• Текст для чтения:
В зале суда присяжный заседатель Нехлюдов – уважаемый член общества, пришедший выполнить свой гражданский долг, – с внутренним содроганием признаёт себя самого виновным, нравственно и социально ответственным за судьбу загубленной им женщины. В герое происходит такая же «внутренняя перестройка всего миросозерцания» (30, 3), о которой писал Толстой в своей «Исповеди».

• Что предстоит сделать:
1/ Кем Нехлюдов приходит в зал суда, согласно отрывку о Нехлюдове?
2/ Продолжите, пожалуйста, отрывок о Нехлюдове начиная с места после его последнего предложения.
Листинг для работы не понадобится.

• Раздел данных:

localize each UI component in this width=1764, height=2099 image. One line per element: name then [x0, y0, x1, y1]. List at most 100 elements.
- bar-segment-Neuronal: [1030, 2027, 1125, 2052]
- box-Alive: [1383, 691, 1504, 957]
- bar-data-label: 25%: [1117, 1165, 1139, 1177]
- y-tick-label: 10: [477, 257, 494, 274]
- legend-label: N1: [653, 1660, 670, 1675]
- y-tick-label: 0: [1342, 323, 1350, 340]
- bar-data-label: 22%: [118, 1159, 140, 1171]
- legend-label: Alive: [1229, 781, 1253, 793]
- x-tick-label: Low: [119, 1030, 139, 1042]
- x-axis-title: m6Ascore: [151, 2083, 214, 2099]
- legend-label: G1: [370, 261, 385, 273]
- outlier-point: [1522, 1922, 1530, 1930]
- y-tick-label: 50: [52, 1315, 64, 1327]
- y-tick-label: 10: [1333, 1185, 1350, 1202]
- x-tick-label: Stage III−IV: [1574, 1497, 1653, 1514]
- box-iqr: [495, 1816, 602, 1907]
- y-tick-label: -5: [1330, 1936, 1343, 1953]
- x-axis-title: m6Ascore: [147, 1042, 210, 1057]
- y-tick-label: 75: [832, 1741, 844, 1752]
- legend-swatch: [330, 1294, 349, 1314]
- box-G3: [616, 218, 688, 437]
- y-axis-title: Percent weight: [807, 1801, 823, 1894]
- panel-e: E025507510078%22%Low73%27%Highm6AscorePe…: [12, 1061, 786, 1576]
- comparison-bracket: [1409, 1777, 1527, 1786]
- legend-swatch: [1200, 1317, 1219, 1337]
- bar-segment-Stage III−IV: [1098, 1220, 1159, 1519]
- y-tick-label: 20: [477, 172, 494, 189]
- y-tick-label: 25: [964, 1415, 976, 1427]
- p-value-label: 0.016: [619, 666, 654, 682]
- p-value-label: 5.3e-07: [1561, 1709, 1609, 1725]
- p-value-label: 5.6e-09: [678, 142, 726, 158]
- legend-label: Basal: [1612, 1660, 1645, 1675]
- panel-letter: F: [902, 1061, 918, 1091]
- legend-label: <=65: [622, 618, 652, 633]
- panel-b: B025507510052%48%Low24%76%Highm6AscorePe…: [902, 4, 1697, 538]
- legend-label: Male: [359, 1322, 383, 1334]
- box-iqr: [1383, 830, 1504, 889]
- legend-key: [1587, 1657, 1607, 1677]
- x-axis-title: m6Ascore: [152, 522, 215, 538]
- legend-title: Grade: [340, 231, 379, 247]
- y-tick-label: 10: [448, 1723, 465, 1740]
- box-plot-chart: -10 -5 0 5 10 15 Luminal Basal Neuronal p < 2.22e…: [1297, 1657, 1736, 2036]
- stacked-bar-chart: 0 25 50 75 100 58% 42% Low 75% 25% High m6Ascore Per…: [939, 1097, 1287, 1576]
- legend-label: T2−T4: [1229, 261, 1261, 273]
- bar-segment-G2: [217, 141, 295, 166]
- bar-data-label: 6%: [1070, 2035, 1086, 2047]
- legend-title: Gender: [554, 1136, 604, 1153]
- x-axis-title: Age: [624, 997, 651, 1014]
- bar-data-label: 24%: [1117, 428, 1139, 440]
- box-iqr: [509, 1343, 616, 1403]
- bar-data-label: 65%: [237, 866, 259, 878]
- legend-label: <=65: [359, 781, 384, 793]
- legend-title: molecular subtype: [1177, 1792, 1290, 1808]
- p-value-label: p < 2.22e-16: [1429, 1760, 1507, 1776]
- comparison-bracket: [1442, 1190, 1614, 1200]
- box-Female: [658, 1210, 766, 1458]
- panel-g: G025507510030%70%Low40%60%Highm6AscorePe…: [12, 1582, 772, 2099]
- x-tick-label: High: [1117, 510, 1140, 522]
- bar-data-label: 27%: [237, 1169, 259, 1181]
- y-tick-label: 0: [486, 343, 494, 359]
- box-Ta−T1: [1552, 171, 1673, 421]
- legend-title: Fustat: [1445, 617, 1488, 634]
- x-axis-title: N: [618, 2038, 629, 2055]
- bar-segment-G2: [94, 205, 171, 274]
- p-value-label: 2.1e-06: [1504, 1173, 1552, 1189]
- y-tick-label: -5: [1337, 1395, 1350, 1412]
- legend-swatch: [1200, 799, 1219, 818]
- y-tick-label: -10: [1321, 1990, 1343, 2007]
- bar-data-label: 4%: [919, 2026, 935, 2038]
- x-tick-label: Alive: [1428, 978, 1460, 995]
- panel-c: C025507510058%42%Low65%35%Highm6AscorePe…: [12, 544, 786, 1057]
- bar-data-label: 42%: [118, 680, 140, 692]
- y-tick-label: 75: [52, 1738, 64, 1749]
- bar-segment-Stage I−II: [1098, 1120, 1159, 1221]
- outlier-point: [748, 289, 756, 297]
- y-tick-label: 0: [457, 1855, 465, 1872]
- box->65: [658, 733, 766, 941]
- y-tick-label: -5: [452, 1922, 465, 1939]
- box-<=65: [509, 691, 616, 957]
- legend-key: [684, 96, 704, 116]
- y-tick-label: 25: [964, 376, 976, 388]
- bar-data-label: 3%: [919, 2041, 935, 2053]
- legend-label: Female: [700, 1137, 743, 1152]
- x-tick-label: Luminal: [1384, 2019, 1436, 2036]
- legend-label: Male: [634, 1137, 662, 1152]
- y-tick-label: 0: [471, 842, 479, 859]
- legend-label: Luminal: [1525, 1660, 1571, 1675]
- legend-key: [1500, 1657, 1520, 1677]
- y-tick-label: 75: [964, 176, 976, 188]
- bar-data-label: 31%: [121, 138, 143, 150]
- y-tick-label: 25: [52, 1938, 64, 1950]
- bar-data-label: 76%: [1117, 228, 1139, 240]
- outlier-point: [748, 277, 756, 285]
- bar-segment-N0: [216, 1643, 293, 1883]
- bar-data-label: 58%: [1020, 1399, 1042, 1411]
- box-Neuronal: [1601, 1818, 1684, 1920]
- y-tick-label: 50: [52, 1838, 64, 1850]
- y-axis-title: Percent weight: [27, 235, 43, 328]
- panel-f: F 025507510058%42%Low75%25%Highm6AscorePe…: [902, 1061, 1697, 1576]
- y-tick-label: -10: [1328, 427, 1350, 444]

• Ожидаемые ответы:
1/ Присяжным заседателем.

2/
В связи с образом Нехлюдова в романе «Воскресение» писатель приводит рассуждения об особенностях человеческой сущности и психологии, излагает свою известную концепцию «люди как реки»: «Одно из самых обычных и распространённых суеверий то, что каждый человек имеет одни свои определённые свойства, что бывает человек добрый, злой, умный, глупый, энергичный, апатичный и т. д. Люди не бывают такими. Мы можем сказать про человека, что он чаще бывает добр, чем зол, чаще умён, чем глуп, чаще энергичен, чем апатичен, и наоборот; но будет неправда, если мы скажем про одного человека, что он добрый или умный, а про другого, что он злой или глупый. А мы всегда так делим людей. И это неверно.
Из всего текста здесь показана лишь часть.